Your objective: Convert every line of the listing below into a JSON list of strings, one string per line, leaving out blank lines.

(begin)

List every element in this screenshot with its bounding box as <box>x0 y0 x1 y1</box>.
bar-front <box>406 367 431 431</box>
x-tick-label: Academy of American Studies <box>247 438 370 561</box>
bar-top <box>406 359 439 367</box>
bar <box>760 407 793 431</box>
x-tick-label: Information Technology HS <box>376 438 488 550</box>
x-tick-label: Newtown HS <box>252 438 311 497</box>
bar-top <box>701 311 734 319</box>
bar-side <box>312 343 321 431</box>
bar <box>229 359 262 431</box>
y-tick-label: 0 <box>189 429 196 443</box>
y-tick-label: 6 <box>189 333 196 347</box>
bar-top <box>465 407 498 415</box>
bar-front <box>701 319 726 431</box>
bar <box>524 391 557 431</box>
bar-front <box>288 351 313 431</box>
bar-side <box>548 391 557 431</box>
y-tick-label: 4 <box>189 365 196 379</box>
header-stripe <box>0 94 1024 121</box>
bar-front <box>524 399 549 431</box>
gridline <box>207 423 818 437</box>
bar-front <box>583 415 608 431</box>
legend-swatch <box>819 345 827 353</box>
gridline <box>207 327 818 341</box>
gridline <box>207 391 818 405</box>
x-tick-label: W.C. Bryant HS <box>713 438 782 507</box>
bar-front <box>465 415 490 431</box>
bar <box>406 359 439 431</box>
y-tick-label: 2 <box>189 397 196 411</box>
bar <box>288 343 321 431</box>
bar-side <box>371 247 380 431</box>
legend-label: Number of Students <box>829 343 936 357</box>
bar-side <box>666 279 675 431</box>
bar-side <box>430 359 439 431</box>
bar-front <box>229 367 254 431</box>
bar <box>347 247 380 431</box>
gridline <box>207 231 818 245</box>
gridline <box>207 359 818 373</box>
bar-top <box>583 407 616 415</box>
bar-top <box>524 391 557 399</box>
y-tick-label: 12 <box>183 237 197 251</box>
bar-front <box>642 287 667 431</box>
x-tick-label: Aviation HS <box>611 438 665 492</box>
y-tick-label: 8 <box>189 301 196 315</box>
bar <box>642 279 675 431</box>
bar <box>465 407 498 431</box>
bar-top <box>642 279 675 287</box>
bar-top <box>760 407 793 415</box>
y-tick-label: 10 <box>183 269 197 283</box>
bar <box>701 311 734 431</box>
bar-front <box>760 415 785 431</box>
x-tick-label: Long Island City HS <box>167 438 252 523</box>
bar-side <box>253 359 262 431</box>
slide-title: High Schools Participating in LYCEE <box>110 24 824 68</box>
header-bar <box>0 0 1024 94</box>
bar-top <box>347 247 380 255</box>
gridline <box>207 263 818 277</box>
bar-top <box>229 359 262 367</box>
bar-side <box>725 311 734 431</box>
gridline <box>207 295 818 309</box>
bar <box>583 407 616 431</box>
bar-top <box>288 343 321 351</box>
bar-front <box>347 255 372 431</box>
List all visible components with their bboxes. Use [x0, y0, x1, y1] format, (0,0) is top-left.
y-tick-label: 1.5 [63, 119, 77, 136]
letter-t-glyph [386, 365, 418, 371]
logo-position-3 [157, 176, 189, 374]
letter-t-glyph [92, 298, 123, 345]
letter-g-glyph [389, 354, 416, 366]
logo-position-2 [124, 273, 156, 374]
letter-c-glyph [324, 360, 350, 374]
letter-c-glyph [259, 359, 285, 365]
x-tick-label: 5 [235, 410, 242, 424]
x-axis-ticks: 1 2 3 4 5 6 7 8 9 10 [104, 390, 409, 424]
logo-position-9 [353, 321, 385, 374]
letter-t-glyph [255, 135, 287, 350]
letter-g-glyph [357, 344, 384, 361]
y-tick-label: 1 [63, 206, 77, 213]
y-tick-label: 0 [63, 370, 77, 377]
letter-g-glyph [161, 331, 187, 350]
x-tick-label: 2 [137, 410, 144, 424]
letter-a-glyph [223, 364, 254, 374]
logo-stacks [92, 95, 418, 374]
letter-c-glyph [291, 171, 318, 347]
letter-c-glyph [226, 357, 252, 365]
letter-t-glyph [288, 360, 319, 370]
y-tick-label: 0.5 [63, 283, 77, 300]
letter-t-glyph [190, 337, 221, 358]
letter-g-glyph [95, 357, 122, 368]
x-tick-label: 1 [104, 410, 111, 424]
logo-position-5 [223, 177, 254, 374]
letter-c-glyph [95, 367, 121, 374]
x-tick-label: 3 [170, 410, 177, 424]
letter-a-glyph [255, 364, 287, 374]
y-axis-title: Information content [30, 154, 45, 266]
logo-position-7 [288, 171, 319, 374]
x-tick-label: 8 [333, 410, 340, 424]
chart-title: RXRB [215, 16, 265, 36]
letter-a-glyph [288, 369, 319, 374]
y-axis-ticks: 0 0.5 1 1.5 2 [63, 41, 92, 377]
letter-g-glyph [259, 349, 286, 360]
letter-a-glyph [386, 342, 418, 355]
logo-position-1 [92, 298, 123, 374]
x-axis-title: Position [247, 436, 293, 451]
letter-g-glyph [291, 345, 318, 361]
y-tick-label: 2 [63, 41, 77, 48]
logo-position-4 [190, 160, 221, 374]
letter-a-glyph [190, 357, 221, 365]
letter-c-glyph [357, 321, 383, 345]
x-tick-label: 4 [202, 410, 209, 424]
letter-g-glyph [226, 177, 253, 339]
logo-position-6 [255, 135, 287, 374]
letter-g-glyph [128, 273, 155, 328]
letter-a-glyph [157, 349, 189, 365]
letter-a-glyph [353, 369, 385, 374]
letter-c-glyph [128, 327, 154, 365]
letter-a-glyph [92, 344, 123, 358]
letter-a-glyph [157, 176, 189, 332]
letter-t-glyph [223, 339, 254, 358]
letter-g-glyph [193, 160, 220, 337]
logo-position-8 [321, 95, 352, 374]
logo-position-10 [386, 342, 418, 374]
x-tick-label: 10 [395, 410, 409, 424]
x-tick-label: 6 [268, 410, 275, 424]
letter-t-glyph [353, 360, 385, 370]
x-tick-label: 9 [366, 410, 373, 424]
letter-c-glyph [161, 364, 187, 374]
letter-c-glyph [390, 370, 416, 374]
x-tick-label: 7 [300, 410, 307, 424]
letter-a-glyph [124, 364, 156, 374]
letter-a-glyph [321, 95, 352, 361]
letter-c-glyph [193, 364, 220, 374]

(end)

Exercise result:
[
  "List every element in this screenshot with its bounding box as <box>x0 y0 x1 y1</box>.",
  "bar-front <box>406 367 431 431</box>",
  "x-tick-label: Academy of American Studies <box>247 438 370 561</box>",
  "bar-top <box>406 359 439 367</box>",
  "bar <box>760 407 793 431</box>",
  "x-tick-label: Information Technology HS <box>376 438 488 550</box>",
  "x-tick-label: Newtown HS <box>252 438 311 497</box>",
  "bar-top <box>701 311 734 319</box>",
  "bar-side <box>312 343 321 431</box>",
  "bar <box>229 359 262 431</box>",
  "y-tick-label: 0 <box>189 429 196 443</box>",
  "y-tick-label: 6 <box>189 333 196 347</box>",
  "bar-top <box>465 407 498 415</box>",
  "bar-front <box>701 319 726 431</box>",
  "bar <box>524 391 557 431</box>",
  "bar-front <box>288 351 313 431</box>",
  "bar-side <box>548 391 557 431</box>",
  "y-tick-label: 4 <box>189 365 196 379</box>",
  "header-stripe <box>0 94 1024 121</box>",
  "bar-front <box>524 399 549 431</box>",
  "gridline <box>207 423 818 437</box>",
  "bar-front <box>583 415 608 431</box>",
  "legend-swatch <box>819 345 827 353</box>",
  "gridline <box>207 327 818 341</box>",
  "gridline <box>207 391 818 405</box>",
  "x-tick-label: W.C. Bryant HS <box>713 438 782 507</box>",
  "bar-front <box>465 415 490 431</box>",
  "bar <box>406 359 439 431</box>",
  "y-tick-label: 2 <box>189 397 196 411</box>",
  "bar <box>288 343 321 431</box>",
  "bar-side <box>371 247 380 431</box>",
  "legend-label: Number of Students <box>829 343 936 357</box>",
  "bar-side <box>666 279 675 431</box>",
  "bar-side <box>430 359 439 431</box>",
  "bar-front <box>229 367 254 431</box>",
  "bar <box>347 247 380 431</box>",
  "gridline <box>207 231 818 245</box>",
  "gridline <box>207 359 818 373</box>",
  "bar-top <box>583 407 616 415</box>",
  "bar-top <box>524 391 557 399</box>",
  "y-tick-label: 12 <box>183 237 197 251</box>",
  "bar-front <box>642 287 667 431</box>",
  "x-tick-label: Aviation HS <box>611 438 665 492</box>",
  "y-tick-label: 8 <box>189 301 196 315</box>",
  "bar <box>642 279 675 431</box>",
  "bar <box>465 407 498 431</box>",
  "bar-top <box>642 279 675 287</box>",
  "bar-top <box>760 407 793 415</box>",
  "y-tick-label: 10 <box>183 269 197 283</box>",
  "bar <box>701 311 734 431</box>",
  "bar-front <box>760 415 785 431</box>",
  "x-tick-label: Long Island City HS <box>167 438 252 523</box>",
  "bar-side <box>253 359 262 431</box>",
  "slide-title: High Schools Participating in LYCEE <box>110 24 824 68</box>",
  "header-bar <box>0 0 1024 94</box>",
  "bar-top <box>347 247 380 255</box>",
  "gridline <box>207 263 818 277</box>",
  "bar-top <box>229 359 262 367</box>",
  "bar-side <box>725 311 734 431</box>",
  "gridline <box>207 295 818 309</box>",
  "bar <box>583 407 616 431</box>",
  "bar-top <box>288 343 321 351</box>",
  "bar-front <box>347 255 372 431</box>",
  "List all visible components with their bboxes. Use [x0, y0, x1, y1] format, (0,0) is top-left.",
  "y-tick-label: 1.5 [63, 119, 77, 136]",
  "letter-t-glyph [386, 365, 418, 371]",
  "logo-position-3 [157, 176, 189, 374]",
  "letter-t-glyph [92, 298, 123, 345]",
  "letter-g-glyph [389, 354, 416, 366]",
  "logo-position-2 [124, 273, 156, 374]",
  "letter-c-glyph [324, 360, 350, 374]",
  "letter-c-glyph [259, 359, 285, 365]",
  "x-tick-label: 5 [235, 410, 242, 424]",
  "x-axis-ticks: 1 2 3 4 5 6 7 8 9 10 [104, 390, 409, 424]",
  "logo-position-9 [353, 321, 385, 374]",
  "letter-t-glyph [255, 135, 287, 350]",
  "letter-g-glyph [357, 344, 384, 361]",
  "y-tick-label: 1 [63, 206, 77, 213]",
  "y-tick-label: 0 [63, 370, 77, 377]",
  "letter-g-glyph [161, 331, 187, 350]",
  "x-tick-label: 2 [137, 410, 144, 424]",
  "letter-a-glyph [223, 364, 254, 374]",
  "logo-stacks [92, 95, 418, 374]",
  "letter-c-glyph [291, 171, 318, 347]",
  "letter-c-glyph [226, 357, 252, 365]",
  "letter-t-glyph [288, 360, 319, 370]",
  "y-tick-label: 0.5 [63, 283, 77, 300]",
  "letter-t-glyph [190, 337, 221, 358]",
  "letter-g-glyph [95, 357, 122, 368]",
  "x-tick-label: 1 [104, 410, 111, 424]",
  "logo-position-5 [223, 177, 254, 374]",
  "letter-c-glyph [95, 367, 121, 374]",
  "x-tick-label: 3 [170, 410, 177, 424]",
  "letter-a-glyph [255, 364, 287, 374]",
  "y-axis-title: Information content [30, 154, 45, 266]",
  "logo-position-7 [288, 171, 319, 374]",
  "x-tick-label: 8 [333, 410, 340, 424]",
  "chart-title: RXRB [215, 16, 265, 36]",
  "letter-a-glyph [288, 369, 319, 374]",
  "y-axis-ticks: 0 0.5 1 1.5 2 [63, 41, 92, 377]",
  "letter-g-glyph [259, 349, 286, 360]",
  "letter-a-glyph [386, 342, 418, 355]",
  "logo-position-1 [92, 298, 123, 374]",
  "x-axis-title: Position [247, 436, 293, 451]",
  "letter-g-glyph [291, 345, 318, 361]",
  "y-tick-label: 2 [63, 41, 77, 48]",
  "logo-position-4 [190, 160, 221, 374]",
  "letter-a-glyph [190, 357, 221, 365]",
  "letter-c-glyph [357, 321, 383, 345]",
  "x-tick-label: 4 [202, 410, 209, 424]",
  "letter-g-glyph [226, 177, 253, 339]",
  "logo-position-6 [255, 135, 287, 374]",
  "letter-g-glyph [128, 273, 155, 328]",
  "letter-a-glyph [157, 349, 189, 365]",
  "letter-a-glyph [353, 369, 385, 374]",
  "letter-c-glyph [128, 327, 154, 365]",
  "letter-a-glyph [92, 344, 123, 358]",
  "letter-a-glyph [157, 176, 189, 332]",
  "letter-t-glyph [223, 339, 254, 358]",
  "letter-g-glyph [193, 160, 220, 337]",
  "logo-position-8 [321, 95, 352, 374]",
  "logo-position-10 [386, 342, 418, 374]",
  "x-tick-label: 10 [395, 410, 409, 424]",
  "x-tick-label: 6 [268, 410, 275, 424]",
  "letter-t-glyph [353, 360, 385, 370]",
  "x-tick-label: 9 [366, 410, 373, 424]",
  "letter-c-glyph [161, 364, 187, 374]",
  "letter-c-glyph [390, 370, 416, 374]",
  "x-tick-label: 7 [300, 410, 307, 424]",
  "letter-a-glyph [124, 364, 156, 374]",
  "letter-a-glyph [321, 95, 352, 361]",
  "letter-c-glyph [193, 364, 220, 374]"
]